Extracted records:
----------

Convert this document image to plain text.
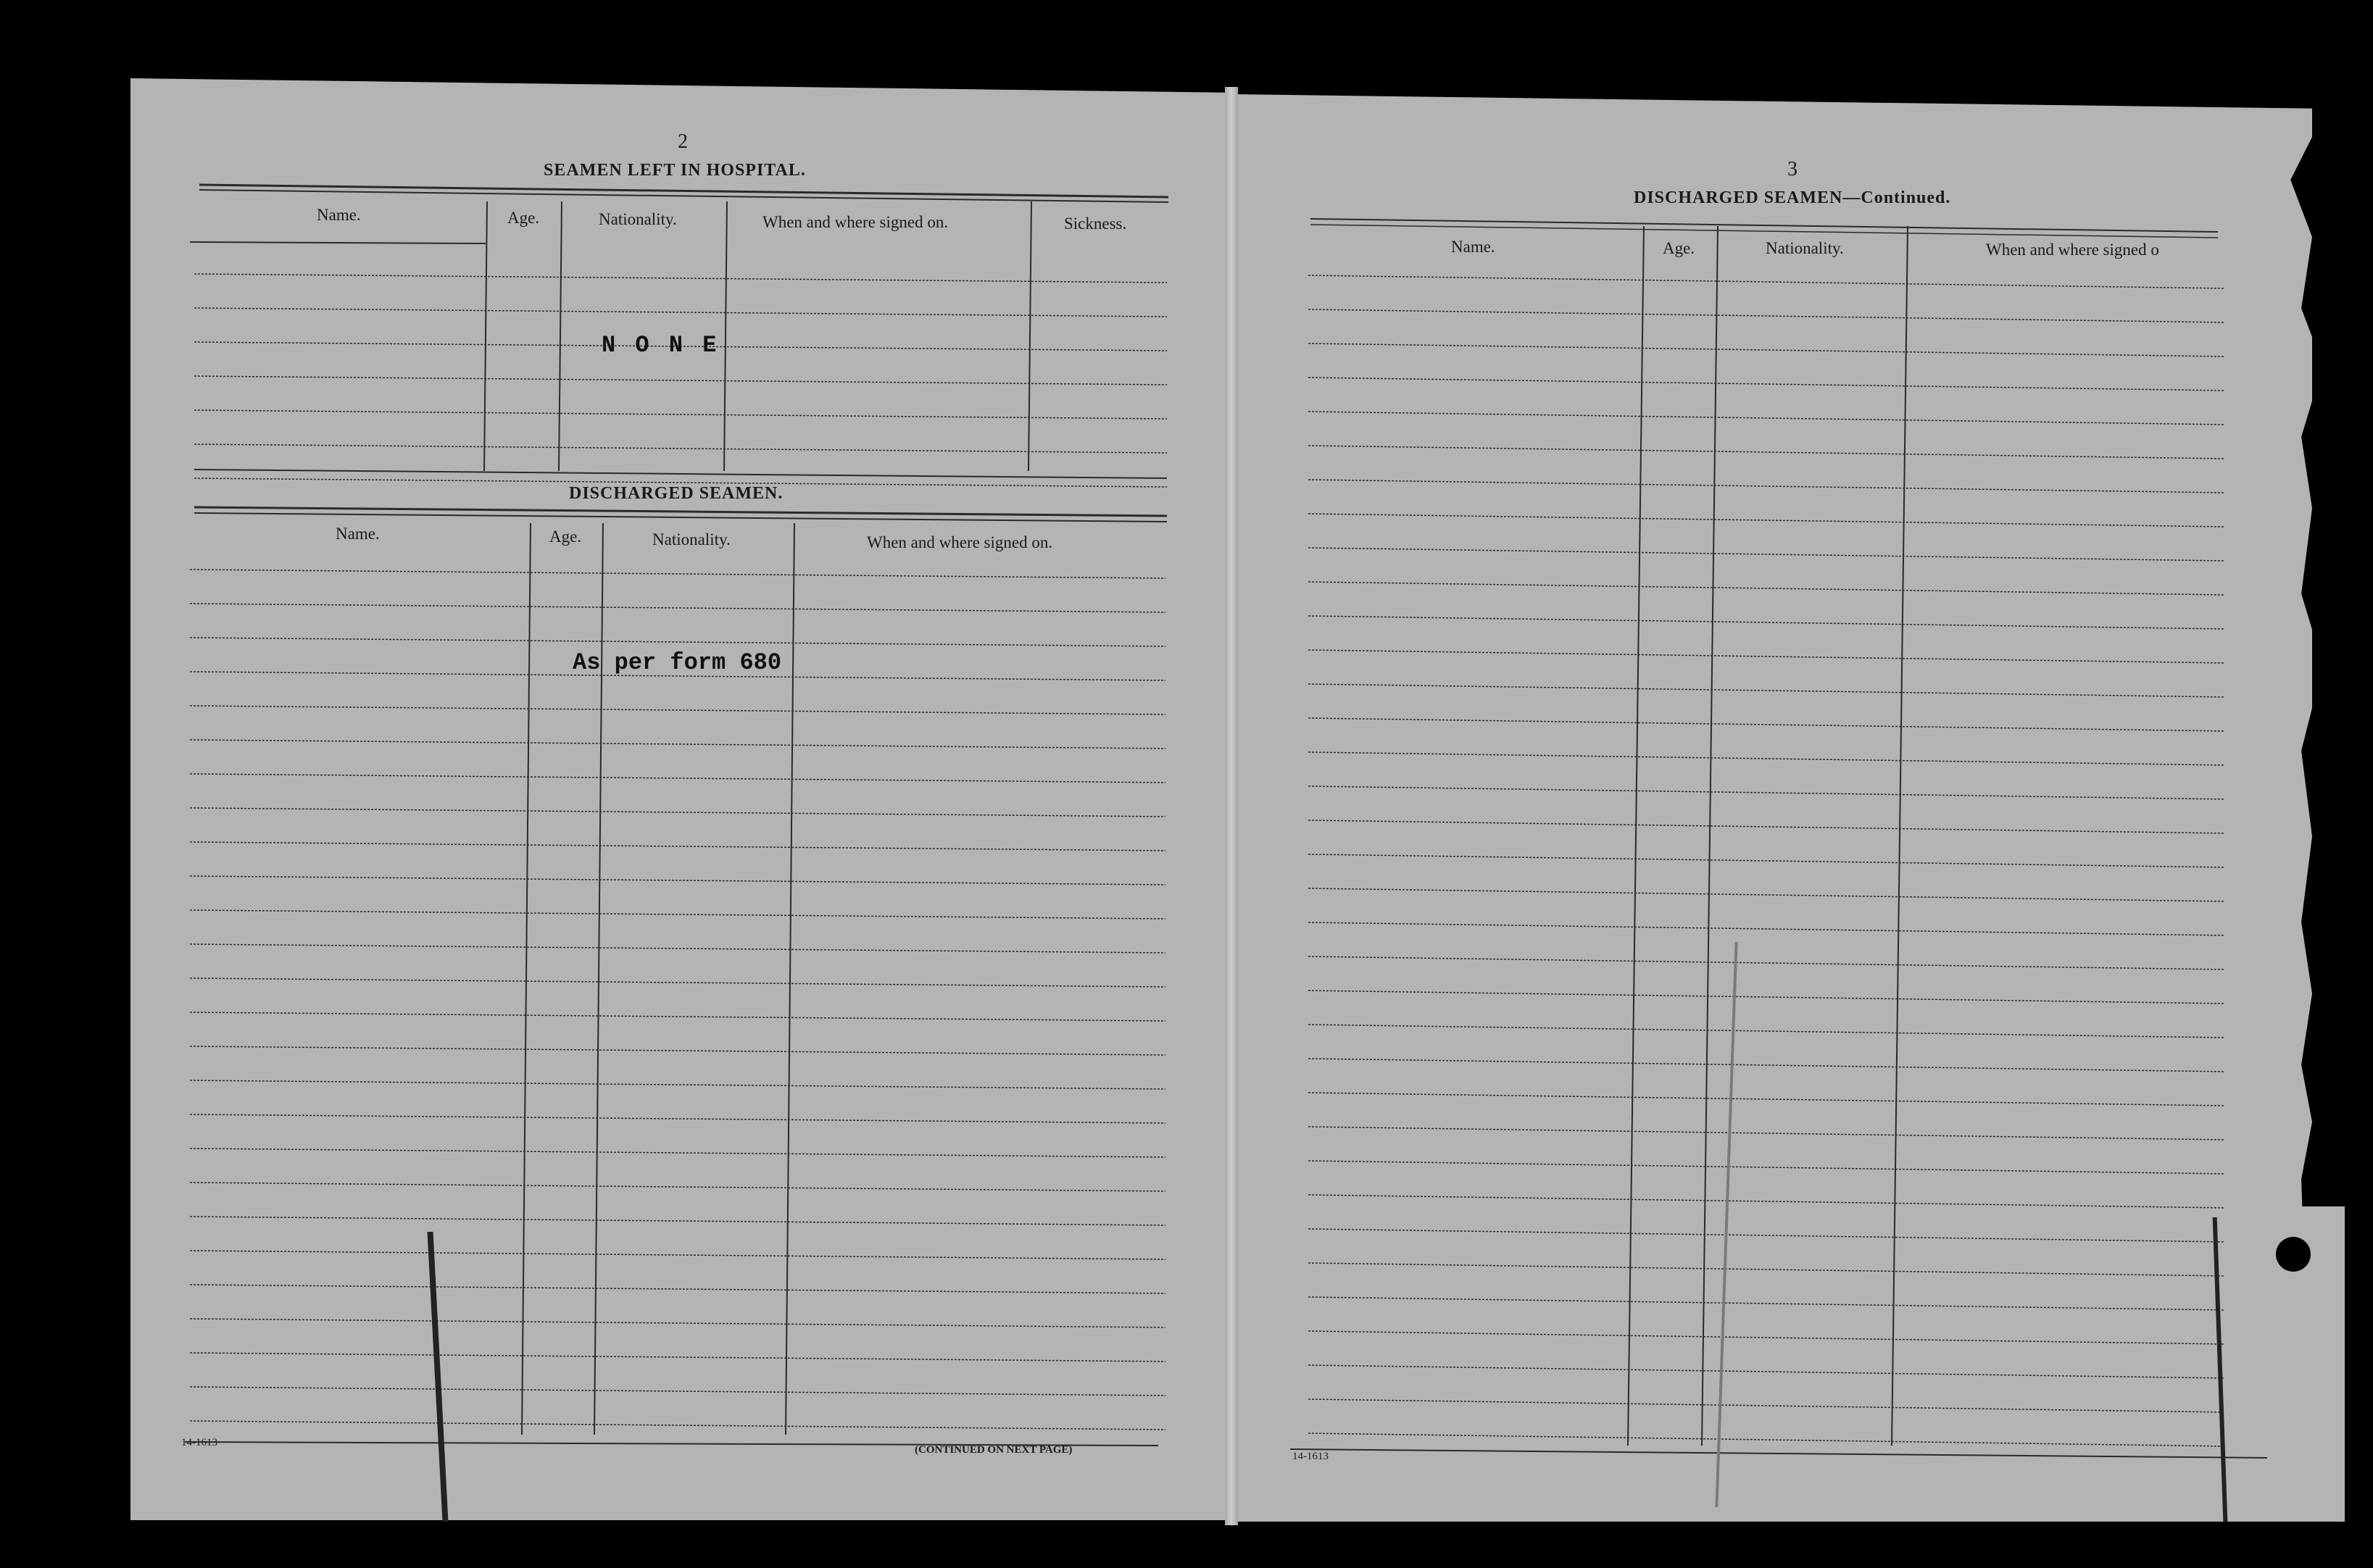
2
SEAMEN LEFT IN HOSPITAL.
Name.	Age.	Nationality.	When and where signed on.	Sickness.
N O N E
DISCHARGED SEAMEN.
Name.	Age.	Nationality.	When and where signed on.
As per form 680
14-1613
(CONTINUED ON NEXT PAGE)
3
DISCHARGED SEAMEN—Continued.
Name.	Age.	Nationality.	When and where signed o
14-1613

----------

AIM OF THE TASK = Write out every record above exactly as it stands, but leave out the pictures.

SOLUTION =
Convert this document image to plain text.
2
SEAMEN LEFT IN HOSPITAL.
Name.	Age.	Nationality.	When and where signed on.	Sickness.
N O N E
DISCHARGED SEAMEN.
Name.	Age.	Nationality.	When and where signed on.
As per form 680
14-1613
(CONTINUED ON NEXT PAGE)
3
DISCHARGED SEAMEN—Continued.
Name.	Age.	Nationality.	When and where signed o
14-1613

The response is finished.